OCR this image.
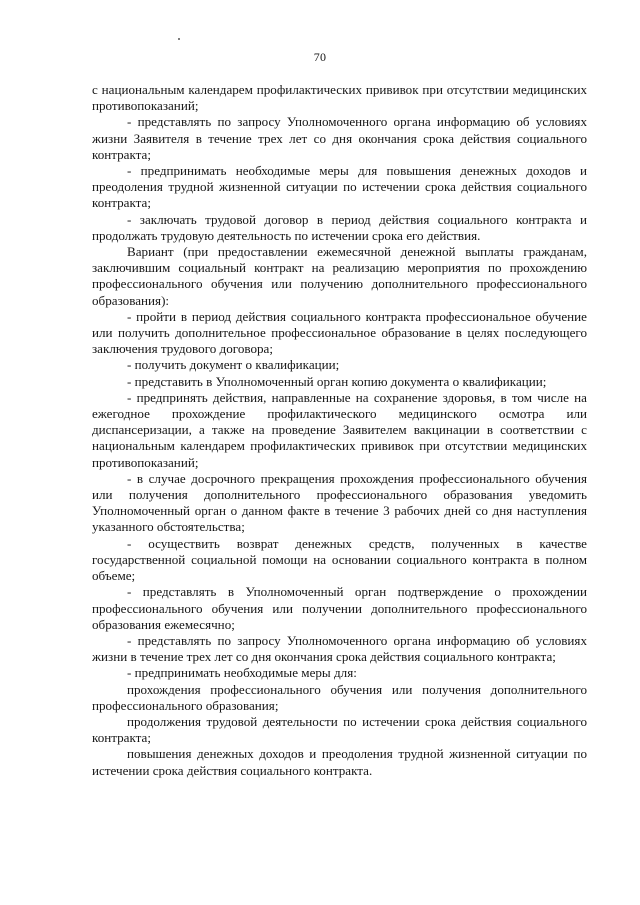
70

с национальным календарем профилактических прививок при отсутствии медицинских противопоказаний;

- представлять по запросу Уполномоченного органа информацию об условиях жизни Заявителя в течение трех лет со дня окончания срока действия социального контракта;

- предпринимать необходимые меры для повышения денежных доходов и преодоления трудной жизненной ситуации по истечении срока действия социального контракта;

- заключать трудовой договор в период действия социального контракта и продолжать трудовую деятельность по истечении срока его действия.

Вариант (при предоставлении ежемесячной денежной выплаты гражданам, заключившим социальный контракт на реализацию мероприятия по прохождению профессионального обучения или получению дополнительного профессионального образования):

- пройти в период действия социального контракта профессиональное обучение или получить дополнительное профессиональное образование в целях последующего заключения трудового договора;

- получить документ о квалификации;

- представить в Уполномоченный орган копию документа о квалификации;

- предпринять действия, направленные на сохранение здоровья, в том числе на ежегодное прохождение профилактического медицинского осмотра или диспансеризации, а также на проведение Заявителем вакцинации в соответствии с национальным календарем профилактических прививок при отсутствии медицинских противопоказаний;

- в случае досрочного прекращения прохождения профессионального обучения или получения дополнительного профессионального образования уведомить Уполномоченный орган о данном факте в течение 3 рабочих дней со дня наступления указанного обстоятельства;

- осуществить возврат денежных средств, полученных в качестве государственной социальной помощи на основании социального контракта в полном объеме;

- представлять в Уполномоченный орган подтверждение о прохождении профессионального обучения или получении дополнительного профессионального образования ежемесячно;

- представлять по запросу Уполномоченного органа информацию об условиях жизни в течение трех лет со дня окончания срока действия социального контракта;

- предпринимать необходимые меры для:

прохождения профессионального обучения или получения дополнительного профессионального образования;

продолжения трудовой деятельности по истечении срока действия социального контракта;

повышения денежных доходов и преодоления трудной жизненной ситуации по истечении срока действия социального контракта.
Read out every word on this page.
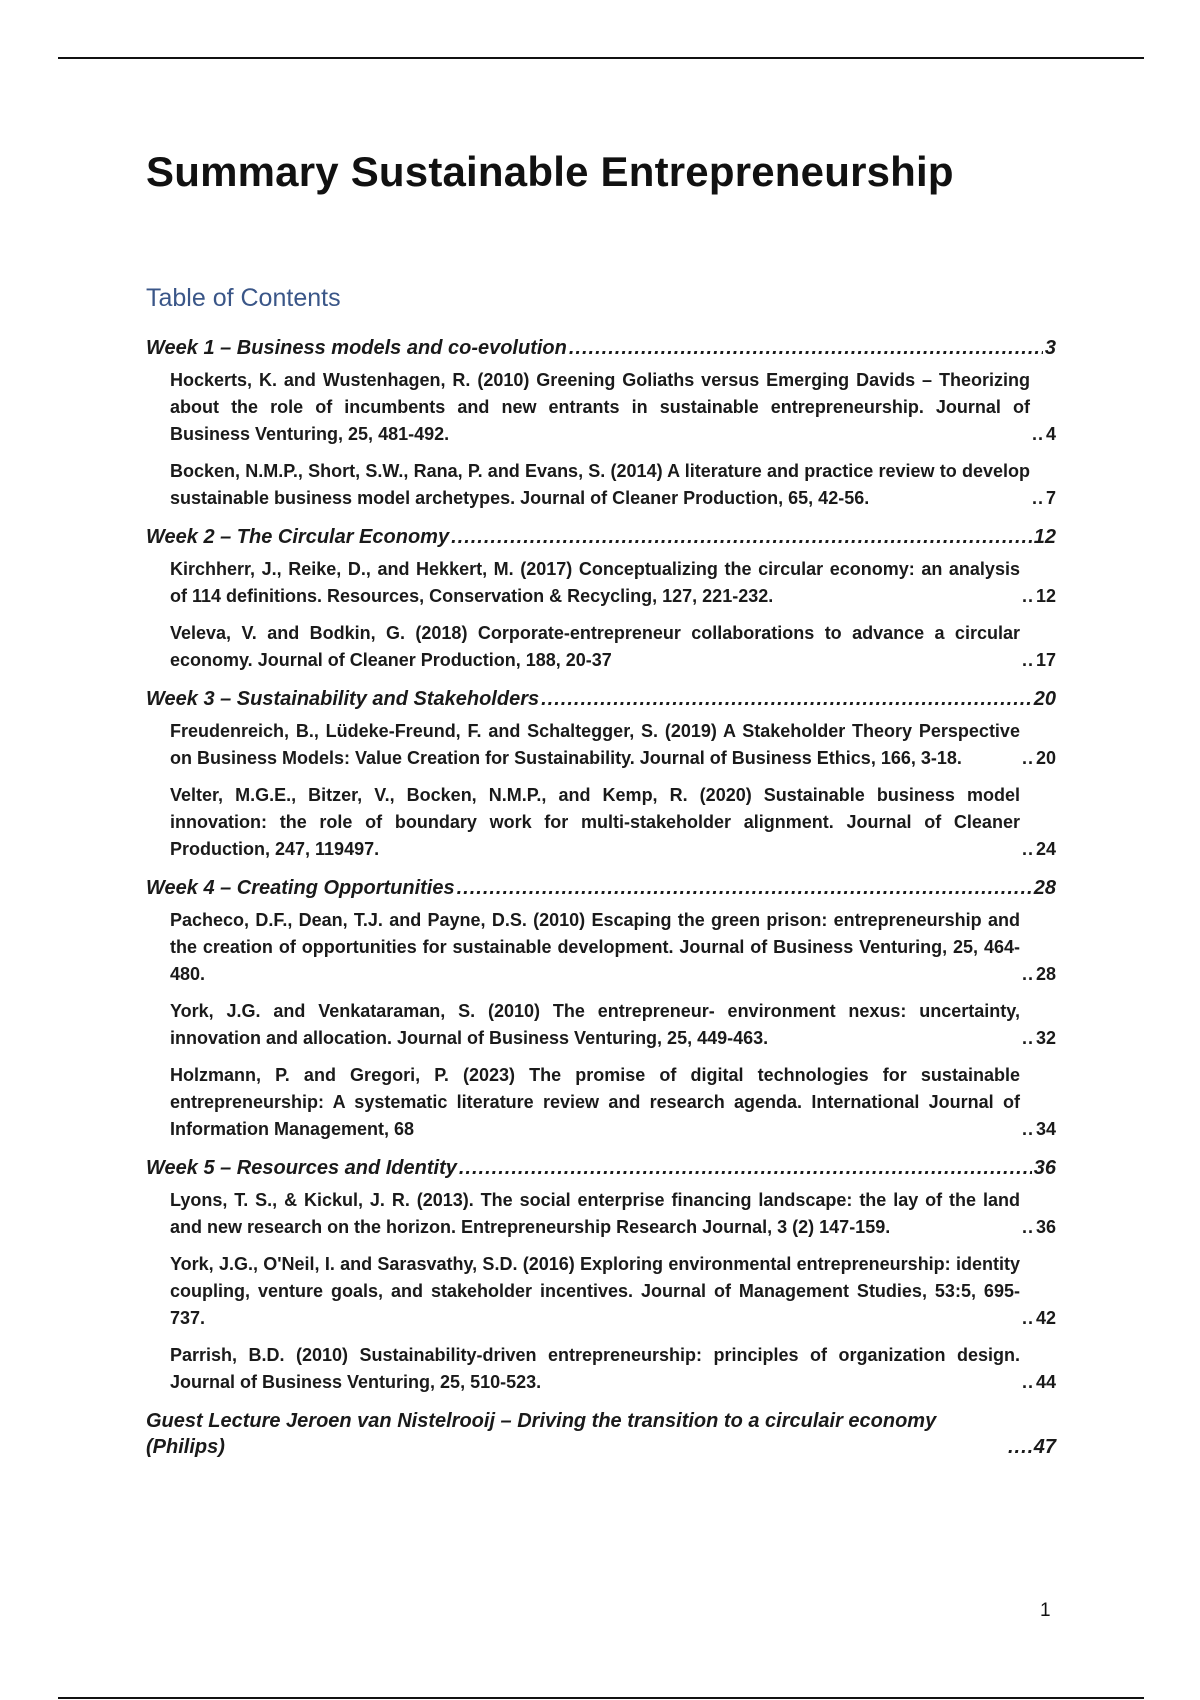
Summary Sustainable Entrepreneurship
Table of Contents
Week 1 – Business models and co-evolution .....	3
Hockerts, K. and Wustenhagen, R. (2010) Greening Goliaths versus Emerging Davids – Theorizing about the role of incumbents and new entrants in sustainable entrepreneurship. Journal of Business Venturing, 25, 481-492. .....	4
Bocken, N.M.P., Short, S.W., Rana, P. and Evans, S. (2014) A literature and practice review to develop sustainable business model archetypes. Journal of Cleaner Production, 65, 42-56. .....	7
Week 2 – The Circular Economy .....	12
Kirchherr, J., Reike, D., and Hekkert, M. (2017) Conceptualizing the circular economy: an analysis of 114 definitions. Resources, Conservation & Recycling, 127, 221-232. .....	12
Veleva, V. and Bodkin, G. (2018) Corporate-entrepreneur collaborations to advance a circular economy. Journal of Cleaner Production, 188, 20-37 .....	17
Week 3 – Sustainability and Stakeholders .....	20
Freudenreich, B., Lüdeke-Freund, F. and Schaltegger, S. (2019) A Stakeholder Theory Perspective on Business Models: Value Creation for Sustainability. Journal of Business Ethics, 166, 3-18. .....	20
Velter, M.G.E., Bitzer, V., Bocken, N.M.P., and Kemp, R. (2020) Sustainable business model innovation: the role of boundary work for multi-stakeholder alignment. Journal of Cleaner Production, 247, 119497. .....	24
Week 4 – Creating Opportunities .....	28
Pacheco, D.F., Dean, T.J. and Payne, D.S. (2010) Escaping the green prison: entrepreneurship and the creation of opportunities for sustainable development. Journal of Business Venturing, 25, 464-480. .....	28
York, J.G. and Venkataraman, S. (2010) The entrepreneur- environment nexus: uncertainty, innovation and allocation. Journal of Business Venturing, 25, 449-463. .....	32
Holzmann, P. and Gregori, P. (2023) The promise of digital technologies for sustainable entrepreneurship: A systematic literature review and research agenda. International Journal of Information Management, 68 .....	34
Week 5 – Resources and Identity .....	36
Lyons, T. S., & Kickul, J. R. (2013). The social enterprise financing landscape: the lay of the land and new research on the horizon. Entrepreneurship Research Journal, 3 (2) 147-159. .....	36
York, J.G., O'Neil, I. and Sarasvathy, S.D. (2016) Exploring environmental entrepreneurship: identity coupling, venture goals, and stakeholder incentives. Journal of Management Studies, 53:5, 695-737. .....	42
Parrish, B.D. (2010) Sustainability-driven entrepreneurship: principles of organization design. Journal of Business Venturing, 25, 510-523. .....	44
Guest Lecture Jeroen van Nistelrooij – Driving the transition to a circulair economy (Philips) .....	47
1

**Exercise aim:** Determine the number of lines in the entries above where the string "меры" appears. Answer with the number alone.

**Response to the exercise:** 2